WHAT YOU WILL DO
Quote every line of the material beneath this one.
[begin INFORMATION SUPPLIED]
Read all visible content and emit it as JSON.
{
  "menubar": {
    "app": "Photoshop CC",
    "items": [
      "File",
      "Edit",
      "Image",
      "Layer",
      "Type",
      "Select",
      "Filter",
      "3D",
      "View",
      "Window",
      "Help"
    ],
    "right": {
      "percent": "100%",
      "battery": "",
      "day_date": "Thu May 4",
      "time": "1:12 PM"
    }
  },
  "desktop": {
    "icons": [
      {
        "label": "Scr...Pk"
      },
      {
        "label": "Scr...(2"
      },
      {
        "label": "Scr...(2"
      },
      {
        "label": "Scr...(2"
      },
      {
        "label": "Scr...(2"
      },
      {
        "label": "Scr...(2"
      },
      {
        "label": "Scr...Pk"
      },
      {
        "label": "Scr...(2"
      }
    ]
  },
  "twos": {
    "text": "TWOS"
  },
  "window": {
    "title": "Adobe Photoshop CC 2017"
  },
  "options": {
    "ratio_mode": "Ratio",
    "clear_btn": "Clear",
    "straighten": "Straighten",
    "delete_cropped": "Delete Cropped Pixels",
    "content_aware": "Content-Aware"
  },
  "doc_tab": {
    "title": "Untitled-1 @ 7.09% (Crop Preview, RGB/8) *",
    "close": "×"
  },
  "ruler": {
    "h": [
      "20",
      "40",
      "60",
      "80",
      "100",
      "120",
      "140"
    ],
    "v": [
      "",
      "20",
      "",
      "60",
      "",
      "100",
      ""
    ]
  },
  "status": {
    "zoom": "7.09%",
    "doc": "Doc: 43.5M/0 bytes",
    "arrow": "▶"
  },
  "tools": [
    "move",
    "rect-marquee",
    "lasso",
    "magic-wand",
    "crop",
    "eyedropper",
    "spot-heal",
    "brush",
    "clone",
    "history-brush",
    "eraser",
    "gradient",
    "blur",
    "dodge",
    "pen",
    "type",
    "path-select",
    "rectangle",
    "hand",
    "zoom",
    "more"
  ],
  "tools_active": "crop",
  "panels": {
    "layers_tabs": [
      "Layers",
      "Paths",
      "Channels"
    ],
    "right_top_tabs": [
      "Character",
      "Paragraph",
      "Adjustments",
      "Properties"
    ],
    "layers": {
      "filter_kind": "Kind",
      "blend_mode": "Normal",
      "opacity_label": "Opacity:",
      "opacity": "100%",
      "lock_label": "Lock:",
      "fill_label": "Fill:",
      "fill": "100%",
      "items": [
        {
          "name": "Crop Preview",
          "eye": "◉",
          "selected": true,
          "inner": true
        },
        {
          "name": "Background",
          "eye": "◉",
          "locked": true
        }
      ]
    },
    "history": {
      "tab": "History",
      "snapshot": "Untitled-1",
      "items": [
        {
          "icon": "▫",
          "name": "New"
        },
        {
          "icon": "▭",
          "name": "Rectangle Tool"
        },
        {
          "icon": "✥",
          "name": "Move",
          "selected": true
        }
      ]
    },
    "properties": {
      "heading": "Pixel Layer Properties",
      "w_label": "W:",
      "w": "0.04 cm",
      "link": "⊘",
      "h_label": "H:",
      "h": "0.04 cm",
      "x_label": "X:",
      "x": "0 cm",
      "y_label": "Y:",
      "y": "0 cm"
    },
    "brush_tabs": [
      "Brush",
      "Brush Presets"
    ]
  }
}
[end INFORMATION SUPPLIED]
COMPLETE RESPONSE
Read all visible content and emit it as JSON.
{
  "menubar": {
    "app": "Photoshop CC",
    "items": [
      "File",
      "Edit",
      "Image",
      "Layer",
      "Type",
      "Select",
      "Filter",
      "3D",
      "View",
      "Window",
      "Help"
    ],
    "right": {
      "percent": "100%",
      "battery": "",
      "day_date": "Thu May 4",
      "time": "1:12 PM"
    }
  },
  "desktop": {
    "icons": [
      {
        "label": "Scr...Pk"
      },
      {
        "label": "Scr...(2"
      },
      {
        "label": "Scr...(2"
      },
      {
        "label": "Scr...(2"
      },
      {
        "label": "Scr...(2"
      },
      {
        "label": "Scr...(2"
      },
      {
        "label": "Scr...Pk"
      },
      {
        "label": "Scr...(2"
      }
    ]
  },
  "twos": {
    "text": "TWOS"
  },
  "window": {
    "title": "Adobe Photoshop CC 2017"
  },
  "options": {
    "ratio_mode": "Ratio",
    "clear_btn": "Clear",
    "straighten": "Straighten",
    "delete_cropped": "Delete Cropped Pixels",
    "content_aware": "Content-Aware"
  },
  "doc_tab": {
    "title": "Untitled-1 @ 7.09% (Crop Preview, RGB/8) *",
    "close": "×"
  },
  "ruler": {
    "h": [
      "20",
      "40",
      "60",
      "80",
      "100",
      "120",
      "140"
    ],
    "v": [
      "",
      "20",
      "",
      "60",
      "",
      "100",
      ""
    ]
  },
  "status": {
    "zoom": "7.09%",
    "doc": "Doc: 43.5M/0 bytes",
    "arrow": "▶"
  },
  "tools": [
    "move",
    "rect-marquee",
    "lasso",
    "magic-wand",
    "crop",
    "eyedropper",
    "spot-heal",
    "brush",
    "clone",
    "history-brush",
    "eraser",
    "gradient",
    "blur",
    "dodge",
    "pen",
    "type",
    "path-select",
    "rectangle",
    "hand",
    "zoom",
    "more"
  ],
  "tools_active": "crop",
  "panels": {
    "layers_tabs": [
      "Layers",
      "Paths",
      "Channels"
    ],
    "right_top_tabs": [
      "Character",
      "Paragraph",
      "Adjustments",
      "Properties"
    ],
    "layers": {
      "filter_kind": "Kind",
      "blend_mode": "Normal",
      "opacity_label": "Opacity:",
      "opacity": "100%",
      "lock_label": "Lock:",
      "fill_label": "Fill:",
      "fill": "100%",
      "items": [
        {
          "name": "Crop Preview",
          "eye": "◉",
          "selected": true,
          "inner": true
        },
        {
          "name": "Background",
          "eye": "◉",
          "locked": true
        }
      ]
    },
    "history": {
      "tab": "History",
      "snapshot": "Untitled-1",
      "items": [
        {
          "icon": "▫",
          "name": "New"
        },
        {
          "icon": "▭",
          "name": "Rectangle Tool"
        },
        {
          "icon": "✥",
          "name": "Move",
          "selected": true
        }
      ]
    },
    "properties": {
      "heading": "Pixel Layer Properties",
      "w_label": "W:",
      "w": "0.04 cm",
      "link": "⊘",
      "h_label": "H:",
      "h": "0.04 cm",
      "x_label": "X:",
      "x": "0 cm",
      "y_label": "Y:",
      "y": "0 cm"
    },
    "brush_tabs": [
      "Brush",
      "Brush Presets"
    ]
  }
}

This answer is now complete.